→ STATED PROBLEM: Leaving out the pictures, please retype each record exactly.
-- SOURCE MATERIAL start --
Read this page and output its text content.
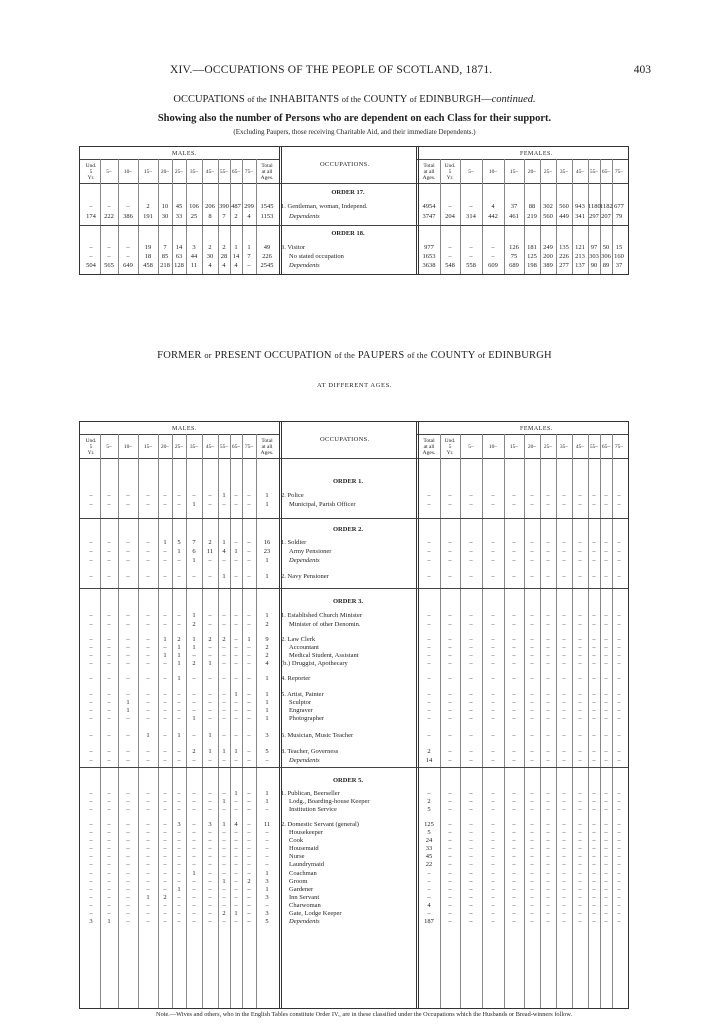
XIV.—OCCUPATIONS OF THE PEOPLE OF SCOTLAND, 1871.	403
OCCUPATIONS of the INHABITANTS of the COUNTY of EDINBURGH—continued.
Showing also the number of Persons who are dependent on each Class for their support.
(Excluding Paupers, those receiving Charitable Aid, and their immediate Dependents.)
MALES.	FEMALES.
OCCUPATIONS.
Und.
5
Yr.
5–	10–	15–	20–	25–	35–	45–	55– 65– 75–
Total
at all
Ages.
Total
at all
Ages.
Und.
5
Yr.
5–	10–	15–	20–	25–	35–	45–	55– 65– 75–
ORDER 17.
ORDER 18.
–	–	–	2	10	45	106 206 390 487 299	1545	1. Gentleman, woman, Independ.	4954	–	–	4	37	88	302 560 943 1180 1182 677
174	222	386	191	30	33	25	8	7	2	4	1153	Dependents	3747	204	314	442	461	219 560 449 341 297 207 79
–	–	–	19	7	14	3	2	2	1	1	49	3. Visitor	977	–	–	–	126	181 249 135 121 97 50	15
–	–	–	18	85	63	44	30	28 14	7	226	No stated occupation	1653	–	–	–	75	125 200 226 213 303 306 160
504	565	649	458	218 128	11	4	4	4	–	2545	Dependents	3638	548	558	609	689	198 389 277 137 90 89	37
FORMER or PRESENT OCCUPATION of the PAUPERS of the COUNTY of EDINBURGH
AT DIFFERENT AGES.
MALES.	FEMALES.
OCCUPATIONS.
Und.
5
Yr.
5–	10–	15–	20–	25–	35–	45–	55– 65– 75–
Total
at all
Ages.
Total
at all
Ages.
Und.
5
Yr.
5–	10–	15–	20–	25–	35–	45–	55– 65– 75–
ORDER 1.
ORDER 2.
ORDER 3.
ORDER 5.
–	–	–	–	–	–	–	–	1	–	–	1	2. Police	–	–	–	–	–	–	–	–	–	–	–	–
–	–	–	–	–	–	1	–	–	–	–	1	Municipal, Parish Officer	–	–	–	–	–	–	–	–	–	–	–	–
–	–	–	–	1	5	7	2	1	–	–	16	1. Soldier	–	–	–	–	–	–	–	–	–	–	–	–
–	–	–	–	–	1	6	11	4	1	–	23	Army Pensioner	–	–	–	–	–	–	–	–	–	–	–	–
–	–	–	–	–	–	1	–	–	–	–	1	Dependents	–	–	–	–	–	–	–	–	–	–	–	–
–	–	–	–	–	–	–	–	1	–	–	1	2. Navy Pensioner	–	–	–	–	–	–	–	–	–	–	–	–
–	–	–	–	–	–	1	–	–	–	–	1	1. Established Church Minister	–	–	–	–	–	–	–	–	–	–	–	–
–	–	–	–	–	–	2	–	–	–	–	2	Minister of other Denomin.	–	–	–	–	–	–	–	–	–	–	–	–
–	–	–	–	1	2	1	2	2	–	1	9	2. Law Clerk	–	–	–	–	–	–	–	–	–	–	–	–
–	–	–	–	–	1	1	–	–	–	–	2	Accountant	–	–	–	–	–	–	–	–	–	–	–	–
–	–	–	–	1	1	–	–	–	–	–	2	Medical Student, Assistant	–	–	–	–	–	–	–	–	–	–	–	–
–	–	–	–	–	1	2	1	–	–	–	4	(b.) Druggist, Apothecary	–	–	–	–	–	–	–	–	–	–	–	–
–	–	–	–	–	1	–	–	–	–	–	1	4. Reporter	–	–	–	–	–	–	–	–	–	–	–	–
–	–	–	–	–	–	–	–	–	1	–	1	5. Artist, Painter	–	–	–	–	–	–	–	–	–	–	–	–
–	–	1	–	–	–	–	–	–	–	–	1	Sculptor	–	–	–	–	–	–	–	–	–	–	–	–
–	–	1	–	–	–	–	–	–	–	–	1	Engraver	–	–	–	–	–	–	–	–	–	–	–	–
–	–	–	–	–	–	1	–	–	–	–	1	Photographer	–	–	–	–	–	–	–	–	–	–	–	–
–	–	–	1	–	1	–	1	–	–	–	3	6. Musician, Music Teacher	–	–	–	–	–	–	–	–	–	–	–	–
–	–	–	–	–	–	2	1	1	1	–	5	8. Teacher, Governess	2	–	–	–	–	–	–	–	–	–	–	–
–	–	–	–	–	–	–	–	–	–	–	–	Dependents	14	–	–	–	–	–	–	–	–	–	–	–
–	–	–	–	–	–	–	–	–	1	–	1	1. Publican, Beerseller	–	–	–	–	–	–	–	–	–	–	–	–
–	–	–	–	–	–	–	–	1	–	–	1	Lodg., Boarding-house Keeper	2	–	–	–	–	–	–	–	–	–	–	–
–	–	–	–	–	–	–	–	–	–	–	–	Institution Service	5	–	–	–	–	–	–	–	–	–	–	–
–	–	–	–	–	3	–	3	1	4	–	11	2. Domestic Servant (general)	125	–	–	–	–	–	–	–	–	–	–	–
–	–	–	–	–	–	–	–	–	–	–	–	Housekeeper	5	–	–	–	–	–	–	–	–	–	–	–
–	–	–	–	–	–	–	–	–	–	–	–	Cook	24	–	–	–	–	–	–	–	–	–	–	–
–	–	–	–	–	–	–	–	–	–	–	–	Housemaid	33	–	–	–	–	–	–	–	–	–	–	–
–	–	–	–	–	–	–	–	–	–	–	–	Nurse	45	–	–	–	–	–	–	–	–	–	–	–
–	–	–	–	–	–	–	–	–	–	–	–	Laundrymaid	22	–	–	–	–	–	–	–	–	–	–	–
–	–	–	–	–	–	1	–	–	–	–	1	Coachman	–	–	–	–	–	–	–	–	–	–	–	–
–	–	–	–	–	–	–	–	1	–	2	3	Groom	–	–	–	–	–	–	–	–	–	–	–	–
–	–	–	–	–	1	–	–	–	–	–	1	Gardener	–	–	–	–	–	–	–	–	–	–	–	–
–	–	–	1	2	–	–	–	–	–	–	3	Inn Servant	–	–	–	–	–	–	–	–	–	–	–	–
–	–	–	–	–	–	–	–	–	–	–	–	Charwoman	4	–	–	–	–	–	–	–	–	–	–	–
–	–	–	–	–	–	–	–	2	1	–	3	Gate, Lodge Keeper	–	–	–	–	–	–	–	–	–	–	–	–
3	1	–	–	–	–	–	–	–	–	–	5	Dependents	187	–	–	–	–	–	–	–	–	–	–	–
Note.—Wives and others, who in the English Tables constitute Order IV., are in these classified under the Occupations which the Husbands or Bread-winners follow.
-- SOURCE MATERIAL end --
→ EXERCISE ANSWER:
Read this page and output its text content.
XIV.—OCCUPATIONS OF THE PEOPLE OF SCOTLAND, 1871.	403
OCCUPATIONS of the INHABITANTS of the COUNTY of EDINBURGH—continued.
Showing also the number of Persons who are dependent on each Class for their support.
(Excluding Paupers, those receiving Charitable Aid, and their immediate Dependents.)
MALES.	FEMALES.
OCCUPATIONS.
Und.
5
Yr.
5–	10–	15–	20–	25–	35–	45–	55– 65– 75–
Total
at all
Ages.
Total
at all
Ages.
Und.
5
Yr.
5–	10–	15–	20–	25–	35–	45–	55– 65– 75–
ORDER 17.
ORDER 18.
–	–	–	2	10	45	106 206 390 487 299	1545	1. Gentleman, woman, Independ.	4954	–	–	4	37	88	302 560 943 1180 1182 677
174	222	386	191	30	33	25	8	7	2	4	1153	Dependents	3747	204	314	442	461	219 560 449 341 297 207 79
–	–	–	19	7	14	3	2	2	1	1	49	3. Visitor	977	–	–	–	126	181 249 135 121 97 50	15
–	–	–	18	85	63	44	30	28 14	7	226	No stated occupation	1653	–	–	–	75	125 200 226 213 303 306 160
504	565	649	458	218 128	11	4	4	4	–	2545	Dependents	3638	548	558	609	689	198 389 277 137 90 89	37
FORMER or PRESENT OCCUPATION of the PAUPERS of the COUNTY of EDINBURGH
AT DIFFERENT AGES.
MALES.	FEMALES.
OCCUPATIONS.
Und.
5
Yr.
5–	10–	15–	20–	25–	35–	45–	55– 65– 75–
Total
at all
Ages.
Total
at all
Ages.
Und.
5
Yr.
5–	10–	15–	20–	25–	35–	45–	55– 65– 75–
ORDER 1.
ORDER 2.
ORDER 3.
ORDER 5.
–	–	–	–	–	–	–	–	1	–	–	1	2. Police	–	–	–	–	–	–	–	–	–	–	–	–
–	–	–	–	–	–	1	–	–	–	–	1	Municipal, Parish Officer	–	–	–	–	–	–	–	–	–	–	–	–
–	–	–	–	1	5	7	2	1	–	–	16	1. Soldier	–	–	–	–	–	–	–	–	–	–	–	–
–	–	–	–	–	1	6	11	4	1	–	23	Army Pensioner	–	–	–	–	–	–	–	–	–	–	–	–
–	–	–	–	–	–	1	–	–	–	–	1	Dependents	–	–	–	–	–	–	–	–	–	–	–	–
–	–	–	–	–	–	–	–	1	–	–	1	2. Navy Pensioner	–	–	–	–	–	–	–	–	–	–	–	–
–	–	–	–	–	–	1	–	–	–	–	1	1. Established Church Minister	–	–	–	–	–	–	–	–	–	–	–	–
–	–	–	–	–	–	2	–	–	–	–	2	Minister of other Denomin.	–	–	–	–	–	–	–	–	–	–	–	–
–	–	–	–	1	2	1	2	2	–	1	9	2. Law Clerk	–	–	–	–	–	–	–	–	–	–	–	–
–	–	–	–	–	1	1	–	–	–	–	2	Accountant	–	–	–	–	–	–	–	–	–	–	–	–
–	–	–	–	1	1	–	–	–	–	–	2	Medical Student, Assistant	–	–	–	–	–	–	–	–	–	–	–	–
–	–	–	–	–	1	2	1	–	–	–	4	(b.) Druggist, Apothecary	–	–	–	–	–	–	–	–	–	–	–	–
–	–	–	–	–	1	–	–	–	–	–	1	4. Reporter	–	–	–	–	–	–	–	–	–	–	–	–
–	–	–	–	–	–	–	–	–	1	–	1	5. Artist, Painter	–	–	–	–	–	–	–	–	–	–	–	–
–	–	1	–	–	–	–	–	–	–	–	1	Sculptor	–	–	–	–	–	–	–	–	–	–	–	–
–	–	1	–	–	–	–	–	–	–	–	1	Engraver	–	–	–	–	–	–	–	–	–	–	–	–
–	–	–	–	–	–	1	–	–	–	–	1	Photographer	–	–	–	–	–	–	–	–	–	–	–	–
–	–	–	1	–	1	–	1	–	–	–	3	6. Musician, Music Teacher	–	–	–	–	–	–	–	–	–	–	–	–
–	–	–	–	–	–	2	1	1	1	–	5	8. Teacher, Governess	2	–	–	–	–	–	–	–	–	–	–	–
–	–	–	–	–	–	–	–	–	–	–	–	Dependents	14	–	–	–	–	–	–	–	–	–	–	–
–	–	–	–	–	–	–	–	–	1	–	1	1. Publican, Beerseller	–	–	–	–	–	–	–	–	–	–	–	–
–	–	–	–	–	–	–	–	1	–	–	1	Lodg., Boarding-house Keeper	2	–	–	–	–	–	–	–	–	–	–	–
–	–	–	–	–	–	–	–	–	–	–	–	Institution Service	5	–	–	–	–	–	–	–	–	–	–	–
–	–	–	–	–	3	–	3	1	4	–	11	2. Domestic Servant (general)	125	–	–	–	–	–	–	–	–	–	–	–
–	–	–	–	–	–	–	–	–	–	–	–	Housekeeper	5	–	–	–	–	–	–	–	–	–	–	–
–	–	–	–	–	–	–	–	–	–	–	–	Cook	24	–	–	–	–	–	–	–	–	–	–	–
–	–	–	–	–	–	–	–	–	–	–	–	Housemaid	33	–	–	–	–	–	–	–	–	–	–	–
–	–	–	–	–	–	–	–	–	–	–	–	Nurse	45	–	–	–	–	–	–	–	–	–	–	–
–	–	–	–	–	–	–	–	–	–	–	–	Laundrymaid	22	–	–	–	–	–	–	–	–	–	–	–
–	–	–	–	–	–	1	–	–	–	–	1	Coachman	–	–	–	–	–	–	–	–	–	–	–	–
–	–	–	–	–	–	–	–	1	–	2	3	Groom	–	–	–	–	–	–	–	–	–	–	–	–
–	–	–	–	–	1	–	–	–	–	–	1	Gardener	–	–	–	–	–	–	–	–	–	–	–	–
–	–	–	1	2	–	–	–	–	–	–	3	Inn Servant	–	–	–	–	–	–	–	–	–	–	–	–
–	–	–	–	–	–	–	–	–	–	–	–	Charwoman	4	–	–	–	–	–	–	–	–	–	–	–
–	–	–	–	–	–	–	–	2	1	–	3	Gate, Lodge Keeper	–	–	–	–	–	–	–	–	–	–	–	–
3	1	–	–	–	–	–	–	–	–	–	5	Dependents	187	–	–	–	–	–	–	–	–	–	–	–
Note.—Wives and others, who in the English Tables constitute Order IV., are in these classified under the Occupations which the Husbands or Bread-winners follow.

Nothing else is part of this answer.